Goal:
Scan the material below for the string "Gift", and copy every line where it shows up.

Material for the task:

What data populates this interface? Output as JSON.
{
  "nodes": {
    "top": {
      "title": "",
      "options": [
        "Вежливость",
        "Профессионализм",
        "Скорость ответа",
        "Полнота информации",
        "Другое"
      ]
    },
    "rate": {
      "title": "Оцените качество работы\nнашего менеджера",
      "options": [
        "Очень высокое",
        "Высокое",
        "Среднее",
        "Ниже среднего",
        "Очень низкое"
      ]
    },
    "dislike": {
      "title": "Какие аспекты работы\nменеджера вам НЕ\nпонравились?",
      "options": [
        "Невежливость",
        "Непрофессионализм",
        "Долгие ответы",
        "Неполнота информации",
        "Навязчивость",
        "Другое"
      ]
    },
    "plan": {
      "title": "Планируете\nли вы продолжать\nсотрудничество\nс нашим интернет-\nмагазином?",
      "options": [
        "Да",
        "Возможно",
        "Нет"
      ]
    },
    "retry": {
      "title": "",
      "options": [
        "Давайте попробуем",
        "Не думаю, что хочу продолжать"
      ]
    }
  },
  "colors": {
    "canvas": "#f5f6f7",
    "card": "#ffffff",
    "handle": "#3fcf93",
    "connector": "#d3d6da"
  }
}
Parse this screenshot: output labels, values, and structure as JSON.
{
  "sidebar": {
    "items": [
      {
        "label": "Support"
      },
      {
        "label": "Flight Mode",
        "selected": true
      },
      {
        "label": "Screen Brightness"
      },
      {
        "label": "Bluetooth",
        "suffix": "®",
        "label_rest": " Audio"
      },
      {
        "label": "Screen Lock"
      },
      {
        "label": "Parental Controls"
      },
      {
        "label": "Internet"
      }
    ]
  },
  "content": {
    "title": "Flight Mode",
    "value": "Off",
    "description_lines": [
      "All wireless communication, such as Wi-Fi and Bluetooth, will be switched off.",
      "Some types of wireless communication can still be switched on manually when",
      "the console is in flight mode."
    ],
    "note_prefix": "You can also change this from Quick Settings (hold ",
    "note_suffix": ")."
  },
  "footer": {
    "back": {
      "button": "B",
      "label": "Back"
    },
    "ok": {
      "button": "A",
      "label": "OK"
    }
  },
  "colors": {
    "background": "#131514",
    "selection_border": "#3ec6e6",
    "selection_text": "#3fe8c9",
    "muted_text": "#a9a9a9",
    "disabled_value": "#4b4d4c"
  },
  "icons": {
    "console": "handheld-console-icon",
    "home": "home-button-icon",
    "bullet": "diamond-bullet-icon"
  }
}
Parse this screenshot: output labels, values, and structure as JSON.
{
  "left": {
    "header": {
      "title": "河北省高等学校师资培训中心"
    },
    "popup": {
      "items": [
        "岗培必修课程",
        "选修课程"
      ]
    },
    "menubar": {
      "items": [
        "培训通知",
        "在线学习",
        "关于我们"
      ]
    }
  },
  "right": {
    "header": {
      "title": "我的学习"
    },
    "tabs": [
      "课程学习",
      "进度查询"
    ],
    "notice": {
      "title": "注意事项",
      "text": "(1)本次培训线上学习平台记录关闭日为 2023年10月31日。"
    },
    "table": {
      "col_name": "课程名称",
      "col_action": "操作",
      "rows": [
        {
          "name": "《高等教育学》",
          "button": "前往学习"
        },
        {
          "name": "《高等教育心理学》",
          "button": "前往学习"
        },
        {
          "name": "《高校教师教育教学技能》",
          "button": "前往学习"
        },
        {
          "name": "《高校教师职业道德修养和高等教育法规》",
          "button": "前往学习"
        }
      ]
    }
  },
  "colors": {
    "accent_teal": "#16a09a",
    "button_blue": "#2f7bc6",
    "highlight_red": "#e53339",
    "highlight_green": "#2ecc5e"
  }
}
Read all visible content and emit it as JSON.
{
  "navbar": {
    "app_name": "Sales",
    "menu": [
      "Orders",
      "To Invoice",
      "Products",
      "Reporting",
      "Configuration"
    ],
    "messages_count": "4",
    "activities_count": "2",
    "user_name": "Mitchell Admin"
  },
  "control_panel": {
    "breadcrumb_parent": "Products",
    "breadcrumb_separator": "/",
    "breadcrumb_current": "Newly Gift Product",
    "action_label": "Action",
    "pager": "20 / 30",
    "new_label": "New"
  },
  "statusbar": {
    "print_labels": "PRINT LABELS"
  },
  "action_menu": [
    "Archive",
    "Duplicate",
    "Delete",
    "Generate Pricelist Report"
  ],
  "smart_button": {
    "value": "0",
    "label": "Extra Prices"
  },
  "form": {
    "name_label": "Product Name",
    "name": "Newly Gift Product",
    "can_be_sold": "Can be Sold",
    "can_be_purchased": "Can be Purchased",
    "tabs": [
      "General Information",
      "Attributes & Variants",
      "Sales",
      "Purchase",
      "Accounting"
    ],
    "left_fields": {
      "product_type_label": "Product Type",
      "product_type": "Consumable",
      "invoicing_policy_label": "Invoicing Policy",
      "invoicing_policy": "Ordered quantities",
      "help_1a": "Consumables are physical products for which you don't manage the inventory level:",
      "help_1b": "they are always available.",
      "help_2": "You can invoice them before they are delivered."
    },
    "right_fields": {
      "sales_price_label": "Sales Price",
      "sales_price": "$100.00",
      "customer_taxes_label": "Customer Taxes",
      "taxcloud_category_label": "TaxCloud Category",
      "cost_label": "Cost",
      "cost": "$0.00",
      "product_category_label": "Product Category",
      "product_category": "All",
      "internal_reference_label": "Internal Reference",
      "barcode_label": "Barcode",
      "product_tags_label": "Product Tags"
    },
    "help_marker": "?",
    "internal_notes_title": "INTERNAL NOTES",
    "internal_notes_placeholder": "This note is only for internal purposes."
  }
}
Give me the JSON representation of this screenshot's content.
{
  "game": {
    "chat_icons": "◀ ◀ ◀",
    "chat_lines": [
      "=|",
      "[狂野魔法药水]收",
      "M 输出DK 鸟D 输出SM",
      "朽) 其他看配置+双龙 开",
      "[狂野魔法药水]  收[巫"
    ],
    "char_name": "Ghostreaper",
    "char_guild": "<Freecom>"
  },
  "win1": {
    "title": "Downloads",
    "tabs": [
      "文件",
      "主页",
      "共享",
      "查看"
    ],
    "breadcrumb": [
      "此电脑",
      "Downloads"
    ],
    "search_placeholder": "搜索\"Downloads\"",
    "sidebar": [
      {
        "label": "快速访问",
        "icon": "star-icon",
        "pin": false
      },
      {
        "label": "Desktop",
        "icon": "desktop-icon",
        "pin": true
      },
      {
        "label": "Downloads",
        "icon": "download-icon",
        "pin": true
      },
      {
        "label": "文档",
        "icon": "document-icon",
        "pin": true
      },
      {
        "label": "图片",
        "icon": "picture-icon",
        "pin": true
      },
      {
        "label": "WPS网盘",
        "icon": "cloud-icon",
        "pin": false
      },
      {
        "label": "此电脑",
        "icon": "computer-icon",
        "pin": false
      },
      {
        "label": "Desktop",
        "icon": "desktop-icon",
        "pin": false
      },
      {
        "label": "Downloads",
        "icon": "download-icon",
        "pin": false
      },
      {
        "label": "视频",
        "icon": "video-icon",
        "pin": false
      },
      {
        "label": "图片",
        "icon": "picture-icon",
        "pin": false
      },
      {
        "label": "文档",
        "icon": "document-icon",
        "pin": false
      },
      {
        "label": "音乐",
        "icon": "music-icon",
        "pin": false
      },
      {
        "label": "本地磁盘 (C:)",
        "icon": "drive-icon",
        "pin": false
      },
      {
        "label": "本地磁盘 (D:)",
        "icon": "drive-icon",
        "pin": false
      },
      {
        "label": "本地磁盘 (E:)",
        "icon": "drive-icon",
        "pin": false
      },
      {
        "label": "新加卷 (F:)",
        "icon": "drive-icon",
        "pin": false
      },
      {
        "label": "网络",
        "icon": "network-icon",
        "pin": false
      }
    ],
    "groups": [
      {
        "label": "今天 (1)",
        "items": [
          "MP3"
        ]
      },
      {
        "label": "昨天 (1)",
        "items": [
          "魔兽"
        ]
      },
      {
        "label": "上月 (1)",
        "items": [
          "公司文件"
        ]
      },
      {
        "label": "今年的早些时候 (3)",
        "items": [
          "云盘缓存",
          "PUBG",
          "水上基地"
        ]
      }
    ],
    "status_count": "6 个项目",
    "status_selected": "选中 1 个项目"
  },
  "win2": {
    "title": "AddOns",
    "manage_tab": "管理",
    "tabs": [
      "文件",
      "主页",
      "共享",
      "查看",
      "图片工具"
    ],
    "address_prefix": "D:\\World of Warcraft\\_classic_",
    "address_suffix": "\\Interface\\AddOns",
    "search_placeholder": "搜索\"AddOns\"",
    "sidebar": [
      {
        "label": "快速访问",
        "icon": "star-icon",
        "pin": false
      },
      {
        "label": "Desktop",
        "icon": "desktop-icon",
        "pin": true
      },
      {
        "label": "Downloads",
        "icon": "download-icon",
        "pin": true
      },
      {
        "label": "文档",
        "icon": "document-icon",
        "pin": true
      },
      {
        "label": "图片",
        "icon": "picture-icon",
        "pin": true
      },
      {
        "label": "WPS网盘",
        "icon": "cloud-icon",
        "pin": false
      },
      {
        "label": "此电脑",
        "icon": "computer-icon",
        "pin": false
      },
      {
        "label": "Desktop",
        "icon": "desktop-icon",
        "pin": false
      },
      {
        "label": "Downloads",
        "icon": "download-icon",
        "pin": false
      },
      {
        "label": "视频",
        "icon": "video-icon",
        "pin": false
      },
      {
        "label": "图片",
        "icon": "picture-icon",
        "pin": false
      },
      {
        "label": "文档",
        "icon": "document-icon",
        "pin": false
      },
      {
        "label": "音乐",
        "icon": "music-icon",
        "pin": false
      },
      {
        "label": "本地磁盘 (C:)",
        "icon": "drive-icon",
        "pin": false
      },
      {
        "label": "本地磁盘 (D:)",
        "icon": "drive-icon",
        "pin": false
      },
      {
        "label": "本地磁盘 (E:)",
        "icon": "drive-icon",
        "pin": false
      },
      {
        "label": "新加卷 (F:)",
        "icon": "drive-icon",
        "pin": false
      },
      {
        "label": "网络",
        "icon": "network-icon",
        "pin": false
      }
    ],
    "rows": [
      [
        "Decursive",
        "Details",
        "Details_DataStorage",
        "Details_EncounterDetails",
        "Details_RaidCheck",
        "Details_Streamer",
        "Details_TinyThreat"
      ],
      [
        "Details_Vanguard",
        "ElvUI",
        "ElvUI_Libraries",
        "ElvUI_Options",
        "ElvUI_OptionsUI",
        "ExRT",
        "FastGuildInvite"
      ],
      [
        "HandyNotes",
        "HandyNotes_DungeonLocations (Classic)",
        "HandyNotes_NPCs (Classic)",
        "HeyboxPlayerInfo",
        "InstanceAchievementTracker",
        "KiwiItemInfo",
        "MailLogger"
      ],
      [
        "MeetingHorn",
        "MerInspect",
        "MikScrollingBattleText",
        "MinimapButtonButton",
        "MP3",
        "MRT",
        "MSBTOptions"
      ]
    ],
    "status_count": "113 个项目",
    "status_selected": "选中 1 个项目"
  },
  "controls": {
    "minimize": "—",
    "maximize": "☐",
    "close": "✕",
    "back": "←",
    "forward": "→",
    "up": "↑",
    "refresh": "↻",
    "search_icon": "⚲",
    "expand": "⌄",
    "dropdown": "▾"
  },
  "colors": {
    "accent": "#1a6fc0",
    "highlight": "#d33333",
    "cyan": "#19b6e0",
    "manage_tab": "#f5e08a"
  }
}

Finished exercise:
    "breadcrumb_current": "Newly Gift Product",
    "name": "Newly Gift Product",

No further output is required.